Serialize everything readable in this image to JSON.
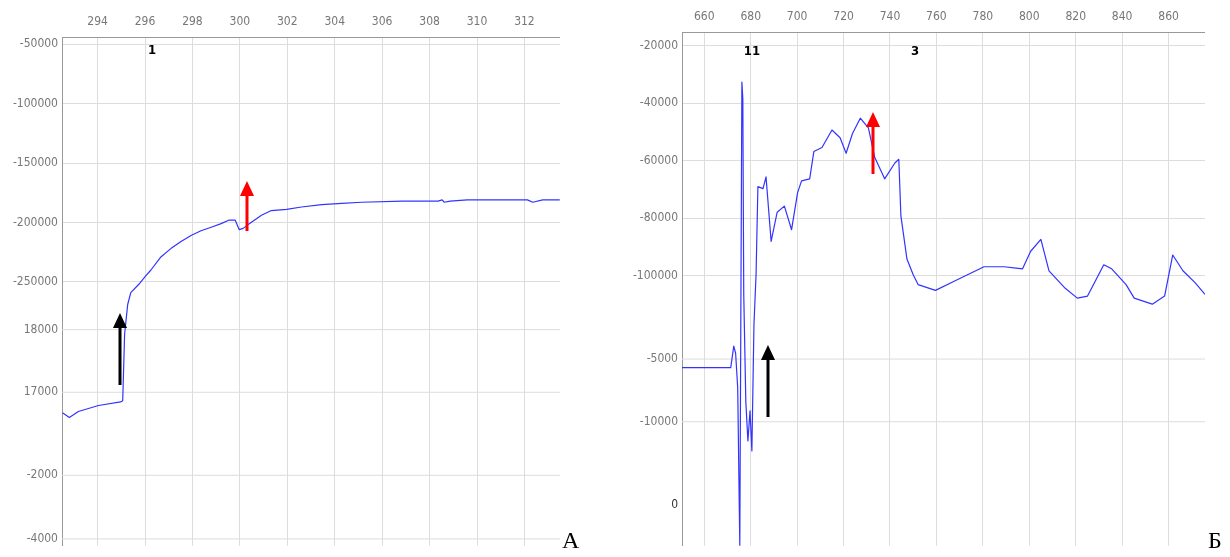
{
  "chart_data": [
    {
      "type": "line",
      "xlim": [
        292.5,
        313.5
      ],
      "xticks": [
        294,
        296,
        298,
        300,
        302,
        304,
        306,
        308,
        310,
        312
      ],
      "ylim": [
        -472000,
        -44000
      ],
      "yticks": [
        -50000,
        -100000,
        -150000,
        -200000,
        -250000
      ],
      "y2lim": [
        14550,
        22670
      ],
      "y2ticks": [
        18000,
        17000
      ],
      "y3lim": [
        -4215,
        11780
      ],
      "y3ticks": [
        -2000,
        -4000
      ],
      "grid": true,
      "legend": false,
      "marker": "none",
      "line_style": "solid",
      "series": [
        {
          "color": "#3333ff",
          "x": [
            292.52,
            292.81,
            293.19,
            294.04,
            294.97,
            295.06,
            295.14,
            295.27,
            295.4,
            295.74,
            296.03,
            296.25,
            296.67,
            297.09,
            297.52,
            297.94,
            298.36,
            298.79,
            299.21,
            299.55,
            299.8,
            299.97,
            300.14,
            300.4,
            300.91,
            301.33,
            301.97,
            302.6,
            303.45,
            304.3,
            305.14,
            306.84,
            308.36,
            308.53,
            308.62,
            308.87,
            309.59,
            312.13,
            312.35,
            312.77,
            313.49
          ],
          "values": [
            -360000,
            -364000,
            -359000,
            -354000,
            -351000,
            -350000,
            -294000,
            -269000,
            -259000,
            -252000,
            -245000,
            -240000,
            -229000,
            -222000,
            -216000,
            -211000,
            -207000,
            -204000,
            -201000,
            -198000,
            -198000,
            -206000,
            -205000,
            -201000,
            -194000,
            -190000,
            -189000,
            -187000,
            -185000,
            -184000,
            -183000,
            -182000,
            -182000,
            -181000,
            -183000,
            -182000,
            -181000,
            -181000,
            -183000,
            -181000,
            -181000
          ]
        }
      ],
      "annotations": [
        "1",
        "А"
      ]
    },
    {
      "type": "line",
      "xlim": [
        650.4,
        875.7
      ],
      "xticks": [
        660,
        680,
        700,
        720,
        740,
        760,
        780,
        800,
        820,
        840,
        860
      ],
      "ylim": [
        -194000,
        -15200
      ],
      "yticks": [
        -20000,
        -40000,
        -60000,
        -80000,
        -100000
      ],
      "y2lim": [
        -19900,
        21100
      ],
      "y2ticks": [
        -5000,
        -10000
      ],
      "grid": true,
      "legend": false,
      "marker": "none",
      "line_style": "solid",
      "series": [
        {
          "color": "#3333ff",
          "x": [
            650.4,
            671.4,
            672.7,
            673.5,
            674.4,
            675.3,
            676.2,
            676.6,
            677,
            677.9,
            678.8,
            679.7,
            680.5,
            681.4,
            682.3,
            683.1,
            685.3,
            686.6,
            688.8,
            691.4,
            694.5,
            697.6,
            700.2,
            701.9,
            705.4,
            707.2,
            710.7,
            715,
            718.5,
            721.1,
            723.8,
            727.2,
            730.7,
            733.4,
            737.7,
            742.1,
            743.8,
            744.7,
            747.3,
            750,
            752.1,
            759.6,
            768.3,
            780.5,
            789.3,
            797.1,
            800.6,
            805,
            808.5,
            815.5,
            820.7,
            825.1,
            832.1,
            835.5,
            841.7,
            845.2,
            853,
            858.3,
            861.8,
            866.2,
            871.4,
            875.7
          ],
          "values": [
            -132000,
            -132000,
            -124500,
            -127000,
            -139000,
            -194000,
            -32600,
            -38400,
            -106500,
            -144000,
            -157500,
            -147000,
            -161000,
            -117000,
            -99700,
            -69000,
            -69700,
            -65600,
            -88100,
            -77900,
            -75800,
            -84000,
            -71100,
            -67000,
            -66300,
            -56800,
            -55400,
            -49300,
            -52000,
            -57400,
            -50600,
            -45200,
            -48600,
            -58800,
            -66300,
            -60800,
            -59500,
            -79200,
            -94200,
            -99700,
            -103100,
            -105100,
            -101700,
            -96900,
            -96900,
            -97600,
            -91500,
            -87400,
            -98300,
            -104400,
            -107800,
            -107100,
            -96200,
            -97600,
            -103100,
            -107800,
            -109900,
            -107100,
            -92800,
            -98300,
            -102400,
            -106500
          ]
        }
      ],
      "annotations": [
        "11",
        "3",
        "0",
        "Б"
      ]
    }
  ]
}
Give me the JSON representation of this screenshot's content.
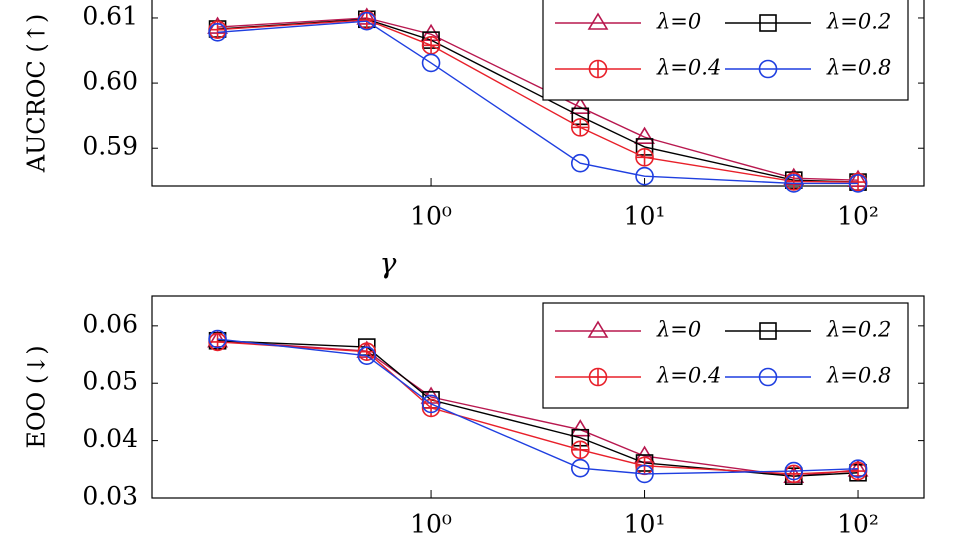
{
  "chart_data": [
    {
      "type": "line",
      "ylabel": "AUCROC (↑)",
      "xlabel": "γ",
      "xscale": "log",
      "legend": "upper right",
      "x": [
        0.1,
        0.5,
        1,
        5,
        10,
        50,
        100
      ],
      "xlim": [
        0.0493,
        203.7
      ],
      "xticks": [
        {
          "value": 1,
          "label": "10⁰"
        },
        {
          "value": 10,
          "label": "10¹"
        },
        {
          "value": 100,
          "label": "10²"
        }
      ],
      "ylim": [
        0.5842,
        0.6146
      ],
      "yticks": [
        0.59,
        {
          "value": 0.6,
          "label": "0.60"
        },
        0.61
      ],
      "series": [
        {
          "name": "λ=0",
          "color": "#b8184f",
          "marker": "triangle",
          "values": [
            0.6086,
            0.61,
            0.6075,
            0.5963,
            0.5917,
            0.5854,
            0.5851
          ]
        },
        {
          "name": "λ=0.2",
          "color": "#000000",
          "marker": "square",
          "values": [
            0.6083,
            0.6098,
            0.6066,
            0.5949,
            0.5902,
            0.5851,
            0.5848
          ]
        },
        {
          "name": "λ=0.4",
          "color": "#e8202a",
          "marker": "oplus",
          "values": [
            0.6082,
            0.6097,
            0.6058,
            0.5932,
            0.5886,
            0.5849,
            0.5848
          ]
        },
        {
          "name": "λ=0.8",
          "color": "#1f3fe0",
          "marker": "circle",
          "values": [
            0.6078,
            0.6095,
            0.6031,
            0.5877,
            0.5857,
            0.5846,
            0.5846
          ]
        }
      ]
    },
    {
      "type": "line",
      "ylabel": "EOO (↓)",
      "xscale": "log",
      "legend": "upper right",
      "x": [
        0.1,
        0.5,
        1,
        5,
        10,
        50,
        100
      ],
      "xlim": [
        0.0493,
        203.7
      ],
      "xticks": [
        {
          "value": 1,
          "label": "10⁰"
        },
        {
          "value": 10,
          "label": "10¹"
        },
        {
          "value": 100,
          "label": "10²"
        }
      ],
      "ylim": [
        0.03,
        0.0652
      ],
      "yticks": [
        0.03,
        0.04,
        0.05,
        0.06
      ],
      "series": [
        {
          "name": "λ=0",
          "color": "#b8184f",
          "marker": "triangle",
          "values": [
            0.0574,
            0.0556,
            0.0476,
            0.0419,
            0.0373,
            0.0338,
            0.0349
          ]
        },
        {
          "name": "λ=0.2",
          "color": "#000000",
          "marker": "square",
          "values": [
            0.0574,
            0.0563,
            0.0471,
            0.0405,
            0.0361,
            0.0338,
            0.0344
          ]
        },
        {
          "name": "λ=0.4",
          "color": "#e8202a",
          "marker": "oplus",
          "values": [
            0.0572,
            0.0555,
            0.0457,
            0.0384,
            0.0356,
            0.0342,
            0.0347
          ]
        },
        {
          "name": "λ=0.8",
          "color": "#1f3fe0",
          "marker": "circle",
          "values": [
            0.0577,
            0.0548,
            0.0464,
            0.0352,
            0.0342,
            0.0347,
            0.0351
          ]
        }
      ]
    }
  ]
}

::::

= Exercise directions =
Reproduce the full listing above verbatim, with no pictures included.

= Output =
Serialize everything readable in this image to JSON.
{
  "chart_data": [
    {
      "type": "line",
      "xlim": [
        292.5,
        313.5
      ],
      "xticks": [
        294,
        296,
        298,
        300,
        302,
        304,
        306,
        308,
        310,
        312
      ],
      "ylim": [
        -472000,
        -44000
      ],
      "yticks": [
        -50000,
        -100000,
        -150000,
        -200000,
        -250000
      ],
      "y2lim": [
        14550,
        22670
      ],
      "y2ticks": [
        18000,
        17000
      ],
      "y3lim": [
        -4215,
        11780
      ],
      "y3ticks": [
        -2000,
        -4000
      ],
      "grid": true,
      "legend": false,
      "marker": "none",
      "line_style": "solid",
      "series": [
        {
          "color": "#3333ff",
          "x": [
            292.52,
            292.81,
            293.19,
            294.04,
            294.97,
            295.06,
            295.14,
            295.27,
            295.4,
            295.74,
            296.03,
            296.25,
            296.67,
            297.09,
            297.52,
            297.94,
            298.36,
            298.79,
            299.21,
            299.55,
            299.8,
            299.97,
            300.14,
            300.4,
            300.91,
            301.33,
            301.97,
            302.6,
            303.45,
            304.3,
            305.14,
            306.84,
            308.36,
            308.53,
            308.62,
            308.87,
            309.59,
            312.13,
            312.35,
            312.77,
            313.49
          ],
          "values": [
            -360000,
            -364000,
            -359000,
            -354000,
            -351000,
            -350000,
            -294000,
            -269000,
            -259000,
            -252000,
            -245000,
            -240000,
            -229000,
            -222000,
            -216000,
            -211000,
            -207000,
            -204000,
            -201000,
            -198000,
            -198000,
            -206000,
            -205000,
            -201000,
            -194000,
            -190000,
            -189000,
            -187000,
            -185000,
            -184000,
            -183000,
            -182000,
            -182000,
            -181000,
            -183000,
            -182000,
            -181000,
            -181000,
            -183000,
            -181000,
            -181000
          ]
        }
      ],
      "annotations": [
        "1",
        "А"
      ]
    },
    {
      "type": "line",
      "xlim": [
        650.4,
        875.7
      ],
      "xticks": [
        660,
        680,
        700,
        720,
        740,
        760,
        780,
        800,
        820,
        840,
        860
      ],
      "ylim": [
        -194000,
        -15200
      ],
      "yticks": [
        -20000,
        -40000,
        -60000,
        -80000,
        -100000
      ],
      "y2lim": [
        -19900,
        21100
      ],
      "y2ticks": [
        -5000,
        -10000
      ],
      "grid": true,
      "legend": false,
      "marker": "none",
      "line_style": "solid",
      "series": [
        {
          "color": "#3333ff",
          "x": [
            650.4,
            671.4,
            672.7,
            673.5,
            674.4,
            675.3,
            676.2,
            676.6,
            677,
            677.9,
            678.8,
            679.7,
            680.5,
            681.4,
            682.3,
            683.1,
            685.3,
            686.6,
            688.8,
            691.4,
            694.5,
            697.6,
            700.2,
            701.9,
            705.4,
            707.2,
            710.7,
            715,
            718.5,
            721.1,
            723.8,
            727.2,
            730.7,
            733.4,
            737.7,
            742.1,
            743.8,
            744.7,
            747.3,
            750,
            752.1,
            759.6,
            768.3,
            780.5,
            789.3,
            797.1,
            800.6,
            805,
            808.5,
            815.5,
            820.7,
            825.1,
            832.1,
            835.5,
            841.7,
            845.2,
            853,
            858.3,
            861.8,
            866.2,
            871.4,
            875.7
          ],
          "values": [
            -132000,
            -132000,
            -124500,
            -127000,
            -139000,
            -194000,
            -32600,
            -38400,
            -106500,
            -144000,
            -157500,
            -147000,
            -161000,
            -117000,
            -99700,
            -69000,
            -69700,
            -65600,
            -88100,
            -77900,
            -75800,
            -84000,
            -71100,
            -67000,
            -66300,
            -56800,
            -55400,
            -49300,
            -52000,
            -57400,
            -50600,
            -45200,
            -48600,
            -58800,
            -66300,
            -60800,
            -59500,
            -79200,
            -94200,
            -99700,
            -103100,
            -105100,
            -101700,
            -96900,
            -96900,
            -97600,
            -91500,
            -87400,
            -98300,
            -104400,
            -107800,
            -107100,
            -96200,
            -97600,
            -103100,
            -107800,
            -109900,
            -107100,
            -92800,
            -98300,
            -102400,
            -106500
          ]
        }
      ],
      "annotations": [
        "11",
        "3",
        "0",
        "Б"
      ]
    }
  ]
}
Give me the JSON representation of this screenshot's content.
{
  "chart_data": [
    {
      "type": "line",
      "ylabel": "AUCROC (↑)",
      "xlabel": "γ",
      "xscale": "log",
      "legend": "upper right",
      "x": [
        0.1,
        0.5,
        1,
        5,
        10,
        50,
        100
      ],
      "xlim": [
        0.0493,
        203.7
      ],
      "xticks": [
        {
          "value": 1,
          "label": "10⁰"
        },
        {
          "value": 10,
          "label": "10¹"
        },
        {
          "value": 100,
          "label": "10²"
        }
      ],
      "ylim": [
        0.5842,
        0.6146
      ],
      "yticks": [
        0.59,
        {
          "value": 0.6,
          "label": "0.60"
        },
        0.61
      ],
      "series": [
        {
          "name": "λ=0",
          "color": "#b8184f",
          "marker": "triangle",
          "values": [
            0.6086,
            0.61,
            0.6075,
            0.5963,
            0.5917,
            0.5854,
            0.5851
          ]
        },
        {
          "name": "λ=0.2",
          "color": "#000000",
          "marker": "square",
          "values": [
            0.6083,
            0.6098,
            0.6066,
            0.5949,
            0.5902,
            0.5851,
            0.5848
          ]
        },
        {
          "name": "λ=0.4",
          "color": "#e8202a",
          "marker": "oplus",
          "values": [
            0.6082,
            0.6097,
            0.6058,
            0.5932,
            0.5886,
            0.5849,
            0.5848
          ]
        },
        {
          "name": "λ=0.8",
          "color": "#1f3fe0",
          "marker": "circle",
          "values": [
            0.6078,
            0.6095,
            0.6031,
            0.5877,
            0.5857,
            0.5846,
            0.5846
          ]
        }
      ]
    },
    {
      "type": "line",
      "ylabel": "EOO (↓)",
      "xscale": "log",
      "legend": "upper right",
      "x": [
        0.1,
        0.5,
        1,
        5,
        10,
        50,
        100
      ],
      "xlim": [
        0.0493,
        203.7
      ],
      "xticks": [
        {
          "value": 1,
          "label": "10⁰"
        },
        {
          "value": 10,
          "label": "10¹"
        },
        {
          "value": 100,
          "label": "10²"
        }
      ],
      "ylim": [
        0.03,
        0.0652
      ],
      "yticks": [
        0.03,
        0.04,
        0.05,
        0.06
      ],
      "series": [
        {
          "name": "λ=0",
          "color": "#b8184f",
          "marker": "triangle",
          "values": [
            0.0574,
            0.0556,
            0.0476,
            0.0419,
            0.0373,
            0.0338,
            0.0349
          ]
        },
        {
          "name": "λ=0.2",
          "color": "#000000",
          "marker": "square",
          "values": [
            0.0574,
            0.0563,
            0.0471,
            0.0405,
            0.0361,
            0.0338,
            0.0344
          ]
        },
        {
          "name": "λ=0.4",
          "color": "#e8202a",
          "marker": "oplus",
          "values": [
            0.0572,
            0.0555,
            0.0457,
            0.0384,
            0.0356,
            0.0342,
            0.0347
          ]
        },
        {
          "name": "λ=0.8",
          "color": "#1f3fe0",
          "marker": "circle",
          "values": [
            0.0577,
            0.0548,
            0.0464,
            0.0352,
            0.0342,
            0.0347,
            0.0351
          ]
        }
      ]
    }
  ]
}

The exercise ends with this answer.